::: Supplied entries :::

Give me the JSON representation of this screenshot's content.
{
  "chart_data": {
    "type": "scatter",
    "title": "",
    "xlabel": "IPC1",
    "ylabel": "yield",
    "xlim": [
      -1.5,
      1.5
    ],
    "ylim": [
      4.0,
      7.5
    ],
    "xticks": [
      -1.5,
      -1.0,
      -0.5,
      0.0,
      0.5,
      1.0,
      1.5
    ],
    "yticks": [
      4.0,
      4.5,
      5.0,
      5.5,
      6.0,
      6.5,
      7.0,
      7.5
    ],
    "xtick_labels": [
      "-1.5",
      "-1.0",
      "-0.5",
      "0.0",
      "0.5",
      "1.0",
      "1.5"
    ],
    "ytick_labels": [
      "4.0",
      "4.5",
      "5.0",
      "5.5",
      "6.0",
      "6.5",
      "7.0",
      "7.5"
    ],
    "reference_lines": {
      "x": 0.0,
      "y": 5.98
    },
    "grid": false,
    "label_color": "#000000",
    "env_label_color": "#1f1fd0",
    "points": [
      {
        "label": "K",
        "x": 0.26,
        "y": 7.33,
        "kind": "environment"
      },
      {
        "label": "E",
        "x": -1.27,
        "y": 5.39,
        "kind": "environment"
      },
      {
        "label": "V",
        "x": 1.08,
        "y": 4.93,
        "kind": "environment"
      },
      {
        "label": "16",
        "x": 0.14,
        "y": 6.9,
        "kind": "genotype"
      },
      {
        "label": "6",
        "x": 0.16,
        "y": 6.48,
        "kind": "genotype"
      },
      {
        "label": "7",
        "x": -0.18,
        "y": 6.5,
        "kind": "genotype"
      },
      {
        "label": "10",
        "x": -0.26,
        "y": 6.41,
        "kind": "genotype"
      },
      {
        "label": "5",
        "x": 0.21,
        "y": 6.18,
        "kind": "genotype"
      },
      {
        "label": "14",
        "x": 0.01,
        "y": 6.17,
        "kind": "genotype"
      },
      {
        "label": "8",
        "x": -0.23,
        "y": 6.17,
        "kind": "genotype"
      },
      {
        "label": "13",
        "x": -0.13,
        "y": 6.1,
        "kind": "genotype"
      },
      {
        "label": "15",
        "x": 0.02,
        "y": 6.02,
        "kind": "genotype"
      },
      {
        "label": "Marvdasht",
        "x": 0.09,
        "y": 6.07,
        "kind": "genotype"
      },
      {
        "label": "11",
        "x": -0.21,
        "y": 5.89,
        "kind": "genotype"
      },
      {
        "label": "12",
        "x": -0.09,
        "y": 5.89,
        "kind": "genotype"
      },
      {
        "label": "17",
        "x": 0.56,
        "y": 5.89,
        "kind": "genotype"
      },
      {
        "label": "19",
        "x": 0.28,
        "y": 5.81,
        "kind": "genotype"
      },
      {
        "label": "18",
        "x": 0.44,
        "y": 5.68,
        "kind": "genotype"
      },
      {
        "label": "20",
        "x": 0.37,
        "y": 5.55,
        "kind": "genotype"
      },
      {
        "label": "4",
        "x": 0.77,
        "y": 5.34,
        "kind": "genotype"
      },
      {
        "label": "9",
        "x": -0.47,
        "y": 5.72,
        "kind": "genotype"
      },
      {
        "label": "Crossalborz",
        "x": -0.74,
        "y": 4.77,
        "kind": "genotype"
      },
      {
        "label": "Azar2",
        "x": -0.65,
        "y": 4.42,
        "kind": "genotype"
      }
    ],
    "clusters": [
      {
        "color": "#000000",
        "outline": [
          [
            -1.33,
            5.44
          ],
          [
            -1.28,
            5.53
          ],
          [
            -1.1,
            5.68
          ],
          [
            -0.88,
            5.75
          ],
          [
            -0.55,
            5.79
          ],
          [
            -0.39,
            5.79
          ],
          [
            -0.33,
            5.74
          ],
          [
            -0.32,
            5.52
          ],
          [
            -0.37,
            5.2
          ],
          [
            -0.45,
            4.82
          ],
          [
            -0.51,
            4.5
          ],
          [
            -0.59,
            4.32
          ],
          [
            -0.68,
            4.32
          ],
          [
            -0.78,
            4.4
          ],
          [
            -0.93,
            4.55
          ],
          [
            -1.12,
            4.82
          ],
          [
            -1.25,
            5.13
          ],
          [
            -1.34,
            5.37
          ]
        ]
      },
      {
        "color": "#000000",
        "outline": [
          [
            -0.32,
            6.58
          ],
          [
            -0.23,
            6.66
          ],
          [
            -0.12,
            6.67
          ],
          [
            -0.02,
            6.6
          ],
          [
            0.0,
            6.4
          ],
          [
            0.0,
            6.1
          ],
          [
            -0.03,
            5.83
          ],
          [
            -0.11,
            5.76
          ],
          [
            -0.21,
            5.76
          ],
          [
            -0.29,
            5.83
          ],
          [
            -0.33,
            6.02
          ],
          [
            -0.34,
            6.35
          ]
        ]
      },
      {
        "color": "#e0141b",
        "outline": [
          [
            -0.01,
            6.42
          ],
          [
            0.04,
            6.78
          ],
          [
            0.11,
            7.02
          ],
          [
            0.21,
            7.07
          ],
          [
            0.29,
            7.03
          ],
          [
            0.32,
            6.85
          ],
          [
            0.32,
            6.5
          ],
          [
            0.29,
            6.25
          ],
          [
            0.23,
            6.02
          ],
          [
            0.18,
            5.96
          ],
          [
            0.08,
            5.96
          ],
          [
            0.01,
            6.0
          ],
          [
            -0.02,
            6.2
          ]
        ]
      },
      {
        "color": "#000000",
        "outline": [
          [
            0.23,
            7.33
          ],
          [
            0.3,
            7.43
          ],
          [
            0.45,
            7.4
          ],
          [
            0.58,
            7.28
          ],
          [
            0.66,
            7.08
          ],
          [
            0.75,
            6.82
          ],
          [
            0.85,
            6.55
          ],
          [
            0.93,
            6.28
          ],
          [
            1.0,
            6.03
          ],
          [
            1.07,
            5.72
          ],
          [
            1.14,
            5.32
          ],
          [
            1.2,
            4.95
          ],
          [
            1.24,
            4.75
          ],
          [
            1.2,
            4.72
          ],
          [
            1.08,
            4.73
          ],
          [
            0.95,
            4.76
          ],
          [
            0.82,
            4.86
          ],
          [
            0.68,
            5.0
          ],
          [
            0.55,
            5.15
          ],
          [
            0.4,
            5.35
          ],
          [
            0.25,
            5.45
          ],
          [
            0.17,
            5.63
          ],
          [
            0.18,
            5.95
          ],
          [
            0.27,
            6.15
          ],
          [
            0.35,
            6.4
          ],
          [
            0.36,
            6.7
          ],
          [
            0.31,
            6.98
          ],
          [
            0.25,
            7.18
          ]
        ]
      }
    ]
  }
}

:::

Return the whole listing exactly, with every line included.

Give me the JSON representation of this screenshot's content.
{
  "chart_data": {
    "type": "scatter",
    "title": "",
    "xlabel": "IPC1",
    "ylabel": "yield",
    "xlim": [
      -1.5,
      1.5
    ],
    "ylim": [
      4.0,
      7.5
    ],
    "xticks": [
      -1.5,
      -1.0,
      -0.5,
      0.0,
      0.5,
      1.0,
      1.5
    ],
    "yticks": [
      4.0,
      4.5,
      5.0,
      5.5,
      6.0,
      6.5,
      7.0,
      7.5
    ],
    "xtick_labels": [
      "-1.5",
      "-1.0",
      "-0.5",
      "0.0",
      "0.5",
      "1.0",
      "1.5"
    ],
    "ytick_labels": [
      "4.0",
      "4.5",
      "5.0",
      "5.5",
      "6.0",
      "6.5",
      "7.0",
      "7.5"
    ],
    "reference_lines": {
      "x": 0.0,
      "y": 5.98
    },
    "grid": false,
    "label_color": "#000000",
    "env_label_color": "#1f1fd0",
    "points": [
      {
        "label": "K",
        "x": 0.26,
        "y": 7.33,
        "kind": "environment"
      },
      {
        "label": "E",
        "x": -1.27,
        "y": 5.39,
        "kind": "environment"
      },
      {
        "label": "V",
        "x": 1.08,
        "y": 4.93,
        "kind": "environment"
      },
      {
        "label": "16",
        "x": 0.14,
        "y": 6.9,
        "kind": "genotype"
      },
      {
        "label": "6",
        "x": 0.16,
        "y": 6.48,
        "kind": "genotype"
      },
      {
        "label": "7",
        "x": -0.18,
        "y": 6.5,
        "kind": "genotype"
      },
      {
        "label": "10",
        "x": -0.26,
        "y": 6.41,
        "kind": "genotype"
      },
      {
        "label": "5",
        "x": 0.21,
        "y": 6.18,
        "kind": "genotype"
      },
      {
        "label": "14",
        "x": 0.01,
        "y": 6.17,
        "kind": "genotype"
      },
      {
        "label": "8",
        "x": -0.23,
        "y": 6.17,
        "kind": "genotype"
      },
      {
        "label": "13",
        "x": -0.13,
        "y": 6.1,
        "kind": "genotype"
      },
      {
        "label": "15",
        "x": 0.02,
        "y": 6.02,
        "kind": "genotype"
      },
      {
        "label": "Marvdasht",
        "x": 0.09,
        "y": 6.07,
        "kind": "genotype"
      },
      {
        "label": "11",
        "x": -0.21,
        "y": 5.89,
        "kind": "genotype"
      },
      {
        "label": "12",
        "x": -0.09,
        "y": 5.89,
        "kind": "genotype"
      },
      {
        "label": "17",
        "x": 0.56,
        "y": 5.89,
        "kind": "genotype"
      },
      {
        "label": "19",
        "x": 0.28,
        "y": 5.81,
        "kind": "genotype"
      },
      {
        "label": "18",
        "x": 0.44,
        "y": 5.68,
        "kind": "genotype"
      },
      {
        "label": "20",
        "x": 0.37,
        "y": 5.55,
        "kind": "genotype"
      },
      {
        "label": "4",
        "x": 0.77,
        "y": 5.34,
        "kind": "genotype"
      },
      {
        "label": "9",
        "x": -0.47,
        "y": 5.72,
        "kind": "genotype"
      },
      {
        "label": "Crossalborz",
        "x": -0.74,
        "y": 4.77,
        "kind": "genotype"
      },
      {
        "label": "Azar2",
        "x": -0.65,
        "y": 4.42,
        "kind": "genotype"
      }
    ],
    "clusters": [
      {
        "color": "#000000",
        "outline": [
          [
            -1.33,
            5.44
          ],
          [
            -1.28,
            5.53
          ],
          [
            -1.1,
            5.68
          ],
          [
            -0.88,
            5.75
          ],
          [
            -0.55,
            5.79
          ],
          [
            -0.39,
            5.79
          ],
          [
            -0.33,
            5.74
          ],
          [
            -0.32,
            5.52
          ],
          [
            -0.37,
            5.2
          ],
          [
            -0.45,
            4.82
          ],
          [
            -0.51,
            4.5
          ],
          [
            -0.59,
            4.32
          ],
          [
            -0.68,
            4.32
          ],
          [
            -0.78,
            4.4
          ],
          [
            -0.93,
            4.55
          ],
          [
            -1.12,
            4.82
          ],
          [
            -1.25,
            5.13
          ],
          [
            -1.34,
            5.37
          ]
        ]
      },
      {
        "color": "#000000",
        "outline": [
          [
            -0.32,
            6.58
          ],
          [
            -0.23,
            6.66
          ],
          [
            -0.12,
            6.67
          ],
          [
            -0.02,
            6.6
          ],
          [
            0.0,
            6.4
          ],
          [
            0.0,
            6.1
          ],
          [
            -0.03,
            5.83
          ],
          [
            -0.11,
            5.76
          ],
          [
            -0.21,
            5.76
          ],
          [
            -0.29,
            5.83
          ],
          [
            -0.33,
            6.02
          ],
          [
            -0.34,
            6.35
          ]
        ]
      },
      {
        "color": "#e0141b",
        "outline": [
          [
            -0.01,
            6.42
          ],
          [
            0.04,
            6.78
          ],
          [
            0.11,
            7.02
          ],
          [
            0.21,
            7.07
          ],
          [
            0.29,
            7.03
          ],
          [
            0.32,
            6.85
          ],
          [
            0.32,
            6.5
          ],
          [
            0.29,
            6.25
          ],
          [
            0.23,
            6.02
          ],
          [
            0.18,
            5.96
          ],
          [
            0.08,
            5.96
          ],
          [
            0.01,
            6.0
          ],
          [
            -0.02,
            6.2
          ]
        ]
      },
      {
        "color": "#000000",
        "outline": [
          [
            0.23,
            7.33
          ],
          [
            0.3,
            7.43
          ],
          [
            0.45,
            7.4
          ],
          [
            0.58,
            7.28
          ],
          [
            0.66,
            7.08
          ],
          [
            0.75,
            6.82
          ],
          [
            0.85,
            6.55
          ],
          [
            0.93,
            6.28
          ],
          [
            1.0,
            6.03
          ],
          [
            1.07,
            5.72
          ],
          [
            1.14,
            5.32
          ],
          [
            1.2,
            4.95
          ],
          [
            1.24,
            4.75
          ],
          [
            1.2,
            4.72
          ],
          [
            1.08,
            4.73
          ],
          [
            0.95,
            4.76
          ],
          [
            0.82,
            4.86
          ],
          [
            0.68,
            5.0
          ],
          [
            0.55,
            5.15
          ],
          [
            0.4,
            5.35
          ],
          [
            0.25,
            5.45
          ],
          [
            0.17,
            5.63
          ],
          [
            0.18,
            5.95
          ],
          [
            0.27,
            6.15
          ],
          [
            0.35,
            6.4
          ],
          [
            0.36,
            6.7
          ],
          [
            0.31,
            6.98
          ],
          [
            0.25,
            7.18
          ]
        ]
      }
    ]
  }
}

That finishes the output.